(Items listed in a dataset)
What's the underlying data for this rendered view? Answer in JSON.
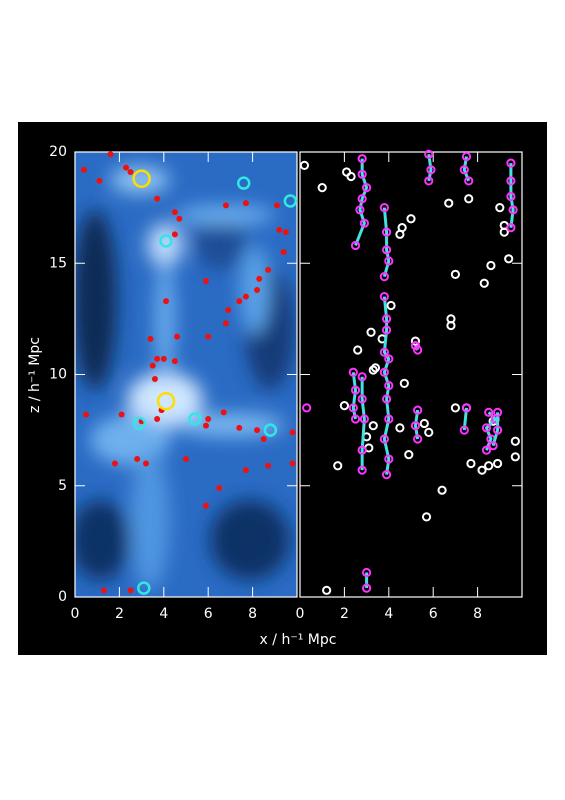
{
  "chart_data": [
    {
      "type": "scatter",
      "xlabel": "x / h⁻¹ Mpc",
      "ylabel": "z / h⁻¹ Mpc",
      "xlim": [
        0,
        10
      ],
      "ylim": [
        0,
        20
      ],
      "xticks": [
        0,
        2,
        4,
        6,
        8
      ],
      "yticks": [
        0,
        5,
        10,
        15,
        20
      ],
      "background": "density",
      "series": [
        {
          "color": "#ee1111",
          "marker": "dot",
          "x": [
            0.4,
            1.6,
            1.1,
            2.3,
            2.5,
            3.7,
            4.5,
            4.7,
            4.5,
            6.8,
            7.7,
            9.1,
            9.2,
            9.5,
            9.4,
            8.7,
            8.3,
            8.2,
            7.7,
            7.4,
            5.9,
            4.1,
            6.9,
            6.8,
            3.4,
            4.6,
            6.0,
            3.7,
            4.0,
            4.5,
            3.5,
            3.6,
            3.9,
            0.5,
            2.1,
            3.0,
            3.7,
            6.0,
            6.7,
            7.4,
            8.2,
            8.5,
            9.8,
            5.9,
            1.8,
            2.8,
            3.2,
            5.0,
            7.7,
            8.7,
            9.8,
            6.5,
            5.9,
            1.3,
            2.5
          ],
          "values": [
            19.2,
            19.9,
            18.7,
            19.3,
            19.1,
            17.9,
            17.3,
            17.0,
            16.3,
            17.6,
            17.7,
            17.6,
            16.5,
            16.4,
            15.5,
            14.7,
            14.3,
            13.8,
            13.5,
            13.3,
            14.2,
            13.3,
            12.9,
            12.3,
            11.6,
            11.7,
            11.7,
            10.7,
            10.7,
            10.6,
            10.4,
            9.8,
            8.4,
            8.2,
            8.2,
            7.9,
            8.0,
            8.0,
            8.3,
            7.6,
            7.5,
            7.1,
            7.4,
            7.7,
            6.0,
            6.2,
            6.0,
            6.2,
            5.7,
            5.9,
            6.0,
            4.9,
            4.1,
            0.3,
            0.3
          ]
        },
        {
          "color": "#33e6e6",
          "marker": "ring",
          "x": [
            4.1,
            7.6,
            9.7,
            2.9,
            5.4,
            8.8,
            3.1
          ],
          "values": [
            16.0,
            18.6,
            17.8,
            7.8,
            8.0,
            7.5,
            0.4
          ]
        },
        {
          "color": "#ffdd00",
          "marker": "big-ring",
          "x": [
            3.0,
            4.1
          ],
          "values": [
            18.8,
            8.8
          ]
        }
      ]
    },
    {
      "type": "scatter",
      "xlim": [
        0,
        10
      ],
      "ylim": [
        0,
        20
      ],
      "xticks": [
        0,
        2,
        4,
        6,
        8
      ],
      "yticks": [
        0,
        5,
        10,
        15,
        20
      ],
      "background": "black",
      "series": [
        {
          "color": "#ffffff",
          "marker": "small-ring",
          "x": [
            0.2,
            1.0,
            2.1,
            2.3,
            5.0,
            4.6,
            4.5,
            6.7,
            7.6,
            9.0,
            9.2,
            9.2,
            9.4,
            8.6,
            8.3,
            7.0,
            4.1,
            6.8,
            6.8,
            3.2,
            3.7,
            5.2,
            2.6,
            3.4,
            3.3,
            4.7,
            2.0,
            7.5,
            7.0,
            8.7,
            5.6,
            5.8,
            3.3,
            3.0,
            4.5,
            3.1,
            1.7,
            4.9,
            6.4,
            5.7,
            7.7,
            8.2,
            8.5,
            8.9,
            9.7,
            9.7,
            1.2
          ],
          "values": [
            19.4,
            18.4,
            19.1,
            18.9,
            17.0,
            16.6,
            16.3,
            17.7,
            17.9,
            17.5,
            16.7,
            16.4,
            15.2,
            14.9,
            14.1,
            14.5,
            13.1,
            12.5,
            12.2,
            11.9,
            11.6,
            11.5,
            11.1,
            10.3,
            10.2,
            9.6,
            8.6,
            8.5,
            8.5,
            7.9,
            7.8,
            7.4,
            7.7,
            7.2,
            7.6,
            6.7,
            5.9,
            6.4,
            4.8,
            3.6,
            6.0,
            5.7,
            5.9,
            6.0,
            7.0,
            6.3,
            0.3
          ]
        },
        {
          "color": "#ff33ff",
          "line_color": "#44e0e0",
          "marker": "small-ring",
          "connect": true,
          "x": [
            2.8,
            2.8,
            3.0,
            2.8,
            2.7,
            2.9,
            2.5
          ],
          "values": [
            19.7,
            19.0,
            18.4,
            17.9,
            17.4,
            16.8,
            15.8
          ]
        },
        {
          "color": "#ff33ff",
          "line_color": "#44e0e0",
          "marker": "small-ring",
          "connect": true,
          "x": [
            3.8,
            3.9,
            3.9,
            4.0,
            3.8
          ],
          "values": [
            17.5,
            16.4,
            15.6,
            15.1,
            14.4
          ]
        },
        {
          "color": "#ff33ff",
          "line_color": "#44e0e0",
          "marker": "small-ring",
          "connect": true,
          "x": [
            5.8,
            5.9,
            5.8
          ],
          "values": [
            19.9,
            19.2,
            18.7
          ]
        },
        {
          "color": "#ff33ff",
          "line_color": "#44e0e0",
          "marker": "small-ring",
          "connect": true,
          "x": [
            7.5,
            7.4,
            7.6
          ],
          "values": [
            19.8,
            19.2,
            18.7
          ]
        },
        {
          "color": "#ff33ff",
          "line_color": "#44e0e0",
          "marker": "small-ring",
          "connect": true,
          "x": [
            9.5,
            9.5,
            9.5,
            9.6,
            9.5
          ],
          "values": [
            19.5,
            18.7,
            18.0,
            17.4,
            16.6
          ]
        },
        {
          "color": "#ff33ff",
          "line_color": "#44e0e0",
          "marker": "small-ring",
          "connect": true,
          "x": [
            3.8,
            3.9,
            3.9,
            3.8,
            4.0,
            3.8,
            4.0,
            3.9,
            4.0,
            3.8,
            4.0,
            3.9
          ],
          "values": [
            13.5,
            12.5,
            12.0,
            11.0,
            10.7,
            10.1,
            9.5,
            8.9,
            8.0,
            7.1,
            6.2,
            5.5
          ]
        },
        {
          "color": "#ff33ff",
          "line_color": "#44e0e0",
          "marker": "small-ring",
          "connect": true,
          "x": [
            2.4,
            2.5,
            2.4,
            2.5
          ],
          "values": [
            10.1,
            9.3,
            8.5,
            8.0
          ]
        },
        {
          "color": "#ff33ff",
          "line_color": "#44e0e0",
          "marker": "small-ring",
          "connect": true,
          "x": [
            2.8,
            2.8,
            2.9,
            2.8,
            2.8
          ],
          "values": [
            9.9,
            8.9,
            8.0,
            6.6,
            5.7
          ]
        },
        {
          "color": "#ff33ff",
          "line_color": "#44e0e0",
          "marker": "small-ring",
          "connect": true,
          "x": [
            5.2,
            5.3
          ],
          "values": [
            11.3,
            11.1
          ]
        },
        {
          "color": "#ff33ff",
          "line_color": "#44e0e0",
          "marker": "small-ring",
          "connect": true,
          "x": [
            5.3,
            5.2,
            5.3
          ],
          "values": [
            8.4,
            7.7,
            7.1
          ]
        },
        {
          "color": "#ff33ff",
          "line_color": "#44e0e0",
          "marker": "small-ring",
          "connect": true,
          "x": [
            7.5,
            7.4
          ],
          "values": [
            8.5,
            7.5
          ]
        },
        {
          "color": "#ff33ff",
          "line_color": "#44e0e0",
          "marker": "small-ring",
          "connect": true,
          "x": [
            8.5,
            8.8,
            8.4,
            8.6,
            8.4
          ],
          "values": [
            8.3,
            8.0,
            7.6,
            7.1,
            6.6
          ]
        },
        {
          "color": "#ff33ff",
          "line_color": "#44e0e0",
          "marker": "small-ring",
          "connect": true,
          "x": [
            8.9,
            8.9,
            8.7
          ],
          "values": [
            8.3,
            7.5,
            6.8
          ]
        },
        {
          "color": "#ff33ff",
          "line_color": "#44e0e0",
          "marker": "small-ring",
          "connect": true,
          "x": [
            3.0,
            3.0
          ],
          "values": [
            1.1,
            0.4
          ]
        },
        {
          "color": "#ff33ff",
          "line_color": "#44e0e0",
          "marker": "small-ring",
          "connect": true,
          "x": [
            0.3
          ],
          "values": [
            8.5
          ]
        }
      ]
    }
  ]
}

==

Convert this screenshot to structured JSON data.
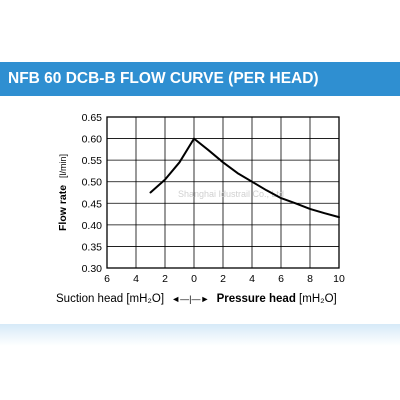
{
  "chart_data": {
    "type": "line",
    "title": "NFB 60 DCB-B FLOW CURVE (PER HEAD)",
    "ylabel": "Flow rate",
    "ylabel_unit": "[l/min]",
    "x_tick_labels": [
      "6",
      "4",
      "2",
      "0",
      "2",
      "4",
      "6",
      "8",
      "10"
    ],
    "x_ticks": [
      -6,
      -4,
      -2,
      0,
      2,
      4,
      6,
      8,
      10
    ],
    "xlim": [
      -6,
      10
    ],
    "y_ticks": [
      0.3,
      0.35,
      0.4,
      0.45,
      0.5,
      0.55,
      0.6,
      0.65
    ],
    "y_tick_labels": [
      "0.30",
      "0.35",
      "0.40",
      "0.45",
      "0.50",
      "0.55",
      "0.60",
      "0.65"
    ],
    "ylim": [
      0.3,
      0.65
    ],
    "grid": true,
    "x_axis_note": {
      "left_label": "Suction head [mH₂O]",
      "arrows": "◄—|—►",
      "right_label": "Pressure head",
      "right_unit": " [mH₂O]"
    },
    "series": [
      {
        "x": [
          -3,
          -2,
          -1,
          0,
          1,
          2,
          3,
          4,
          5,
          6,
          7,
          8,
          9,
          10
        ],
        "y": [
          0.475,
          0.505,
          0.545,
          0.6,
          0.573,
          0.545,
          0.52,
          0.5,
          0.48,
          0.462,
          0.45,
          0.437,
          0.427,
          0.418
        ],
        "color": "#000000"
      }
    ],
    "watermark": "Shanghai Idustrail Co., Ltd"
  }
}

**Brief**
Scan the data for the word "this" and copy every line where it shows up.

**Full solution**
What's the underlying data for this rendered view? Answer in JSON.
Convert this screenshot to structured JSON data.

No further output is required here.